* begin Material for this exercise *
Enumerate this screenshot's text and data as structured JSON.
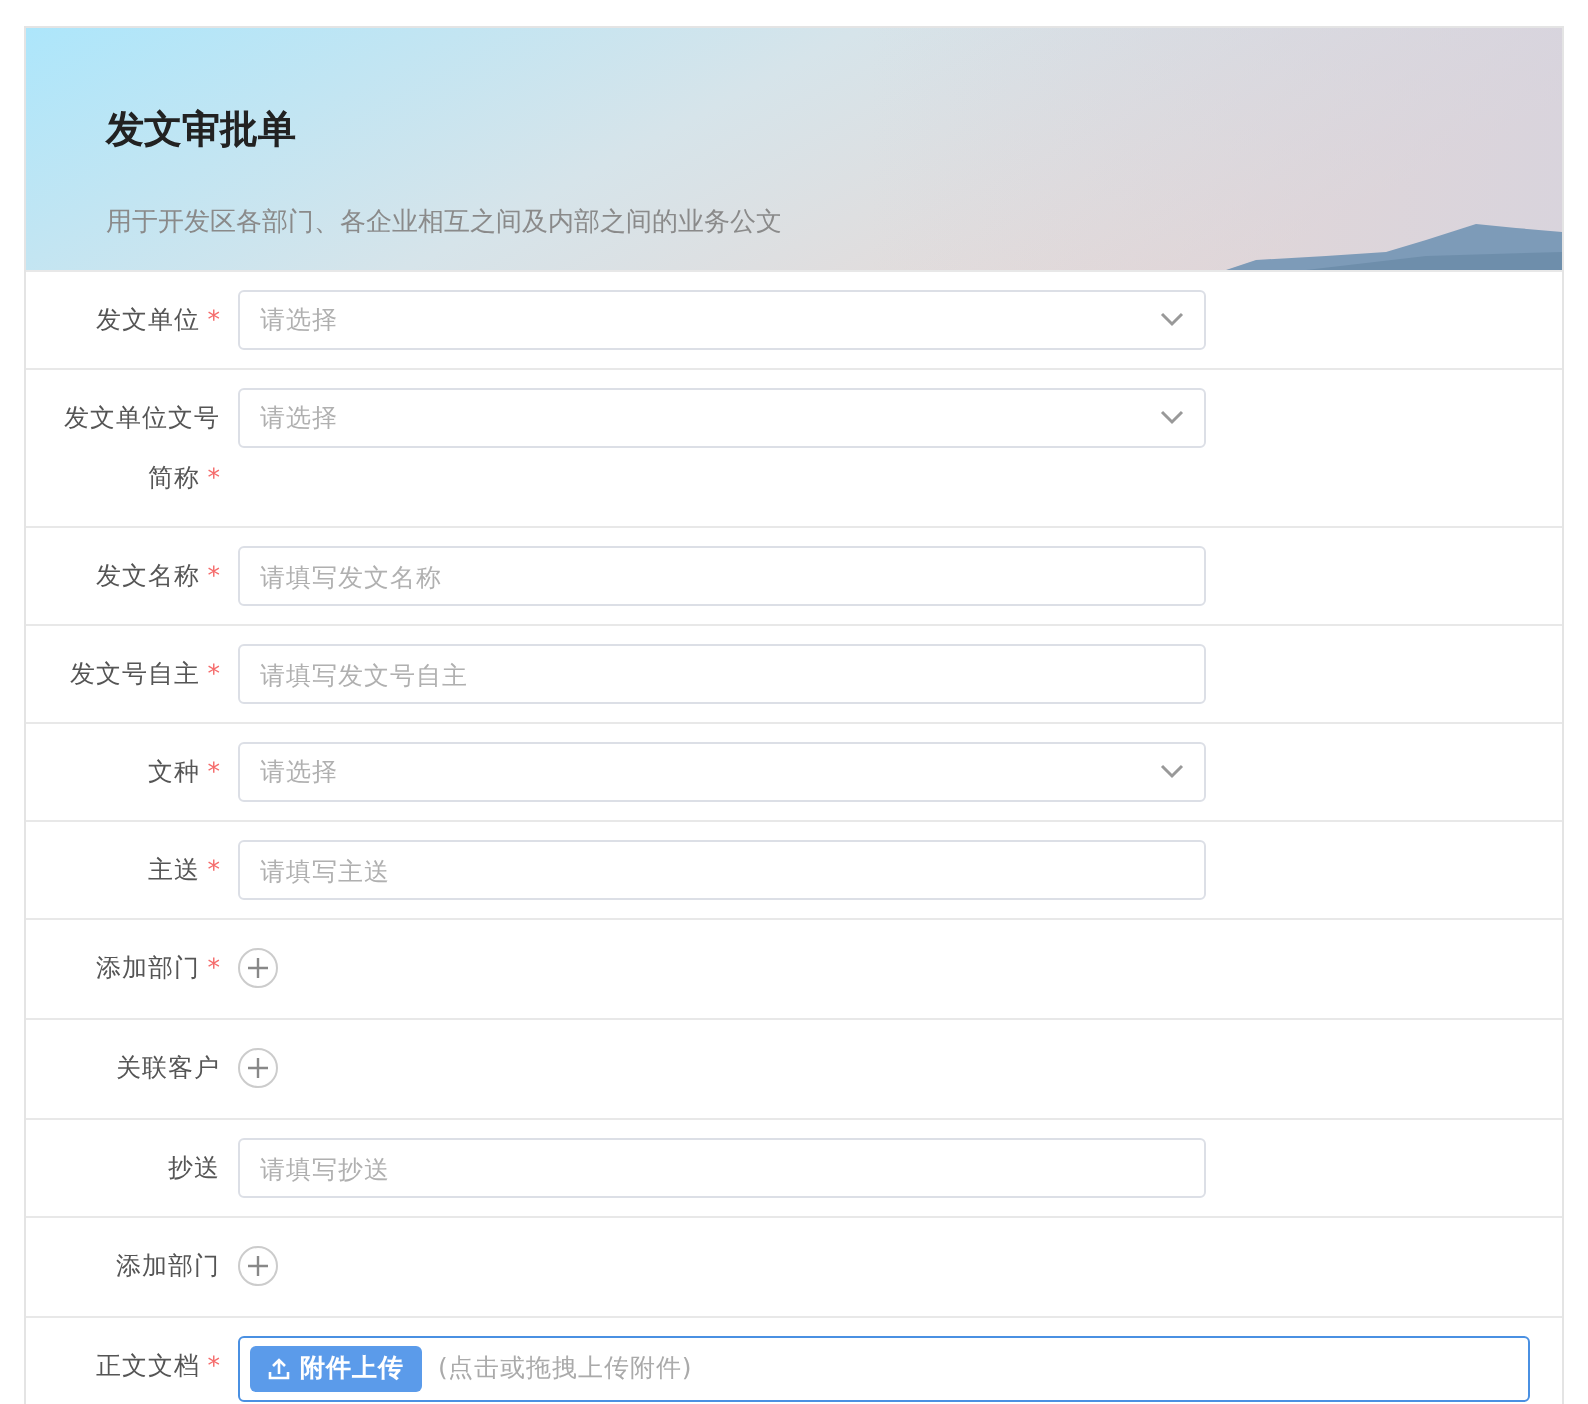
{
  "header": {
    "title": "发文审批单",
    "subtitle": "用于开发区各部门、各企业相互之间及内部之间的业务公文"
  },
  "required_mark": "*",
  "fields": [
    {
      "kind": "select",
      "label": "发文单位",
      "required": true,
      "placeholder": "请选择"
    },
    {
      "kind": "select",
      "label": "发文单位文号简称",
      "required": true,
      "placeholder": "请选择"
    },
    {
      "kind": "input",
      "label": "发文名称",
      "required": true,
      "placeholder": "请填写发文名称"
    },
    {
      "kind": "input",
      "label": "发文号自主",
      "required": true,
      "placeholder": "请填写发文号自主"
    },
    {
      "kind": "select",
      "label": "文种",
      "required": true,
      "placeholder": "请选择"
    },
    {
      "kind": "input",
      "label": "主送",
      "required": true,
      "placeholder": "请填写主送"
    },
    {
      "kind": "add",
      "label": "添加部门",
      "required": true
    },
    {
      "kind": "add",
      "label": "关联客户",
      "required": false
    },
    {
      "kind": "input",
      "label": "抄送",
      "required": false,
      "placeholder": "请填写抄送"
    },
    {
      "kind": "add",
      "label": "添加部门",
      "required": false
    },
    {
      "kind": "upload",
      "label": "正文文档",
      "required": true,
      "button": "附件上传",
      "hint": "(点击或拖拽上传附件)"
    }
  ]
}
* end Material for this exercise *
Transcribe all the data word for word; the images stay out.

Enumerate this screenshot's text and data as structured JSON.
{
  "header": {
    "title": "发文审批单",
    "subtitle": "用于开发区各部门、各企业相互之间及内部之间的业务公文"
  },
  "required_mark": "*",
  "fields": [
    {
      "kind": "select",
      "label": "发文单位",
      "required": true,
      "placeholder": "请选择"
    },
    {
      "kind": "select",
      "label": "发文单位文号简称",
      "required": true,
      "placeholder": "请选择"
    },
    {
      "kind": "input",
      "label": "发文名称",
      "required": true,
      "placeholder": "请填写发文名称"
    },
    {
      "kind": "input",
      "label": "发文号自主",
      "required": true,
      "placeholder": "请填写发文号自主"
    },
    {
      "kind": "select",
      "label": "文种",
      "required": true,
      "placeholder": "请选择"
    },
    {
      "kind": "input",
      "label": "主送",
      "required": true,
      "placeholder": "请填写主送"
    },
    {
      "kind": "add",
      "label": "添加部门",
      "required": true
    },
    {
      "kind": "add",
      "label": "关联客户",
      "required": false
    },
    {
      "kind": "input",
      "label": "抄送",
      "required": false,
      "placeholder": "请填写抄送"
    },
    {
      "kind": "add",
      "label": "添加部门",
      "required": false
    },
    {
      "kind": "upload",
      "label": "正文文档",
      "required": true,
      "button": "附件上传",
      "hint": "(点击或拖拽上传附件)"
    }
  ]
}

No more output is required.